STATED GOAL
Pick out every line holding the string "Bookshelf" and copy it.

Stored data
-----

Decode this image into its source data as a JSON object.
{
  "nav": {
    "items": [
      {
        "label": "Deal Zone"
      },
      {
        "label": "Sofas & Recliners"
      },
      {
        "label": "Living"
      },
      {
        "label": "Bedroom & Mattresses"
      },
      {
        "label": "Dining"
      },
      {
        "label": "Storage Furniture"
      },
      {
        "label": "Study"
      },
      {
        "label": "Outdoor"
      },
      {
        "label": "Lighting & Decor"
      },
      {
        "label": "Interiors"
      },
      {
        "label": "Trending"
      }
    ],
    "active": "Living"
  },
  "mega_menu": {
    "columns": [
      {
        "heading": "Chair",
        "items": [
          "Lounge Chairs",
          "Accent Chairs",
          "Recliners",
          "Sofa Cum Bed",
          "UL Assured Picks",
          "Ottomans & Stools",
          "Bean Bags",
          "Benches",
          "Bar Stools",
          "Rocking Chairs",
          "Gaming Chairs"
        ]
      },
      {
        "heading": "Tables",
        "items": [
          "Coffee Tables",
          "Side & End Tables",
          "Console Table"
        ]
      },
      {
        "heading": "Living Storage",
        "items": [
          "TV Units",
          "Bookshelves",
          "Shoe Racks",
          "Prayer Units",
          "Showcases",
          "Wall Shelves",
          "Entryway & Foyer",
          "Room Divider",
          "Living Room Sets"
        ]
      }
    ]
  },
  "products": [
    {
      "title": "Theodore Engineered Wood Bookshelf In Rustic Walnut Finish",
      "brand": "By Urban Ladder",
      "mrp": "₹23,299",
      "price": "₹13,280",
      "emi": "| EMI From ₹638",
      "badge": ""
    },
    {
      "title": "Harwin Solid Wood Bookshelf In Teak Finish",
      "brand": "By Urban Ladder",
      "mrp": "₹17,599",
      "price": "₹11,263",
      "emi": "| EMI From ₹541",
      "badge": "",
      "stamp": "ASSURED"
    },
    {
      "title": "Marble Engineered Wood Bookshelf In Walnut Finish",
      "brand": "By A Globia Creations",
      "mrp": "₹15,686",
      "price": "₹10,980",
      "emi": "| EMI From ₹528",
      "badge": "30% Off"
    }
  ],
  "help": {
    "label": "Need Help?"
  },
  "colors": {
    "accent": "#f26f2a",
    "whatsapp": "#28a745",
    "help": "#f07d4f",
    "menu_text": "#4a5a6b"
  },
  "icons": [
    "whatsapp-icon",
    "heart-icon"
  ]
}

-----

TASK RESULT
      "title": "Theodore Engineered Wood Bookshelf In Rustic Walnut Finish",
      "title": "Harwin Solid Wood Bookshelf In Teak Finish",
      "title": "Marble Engineered Wood Bookshelf In Walnut Finish",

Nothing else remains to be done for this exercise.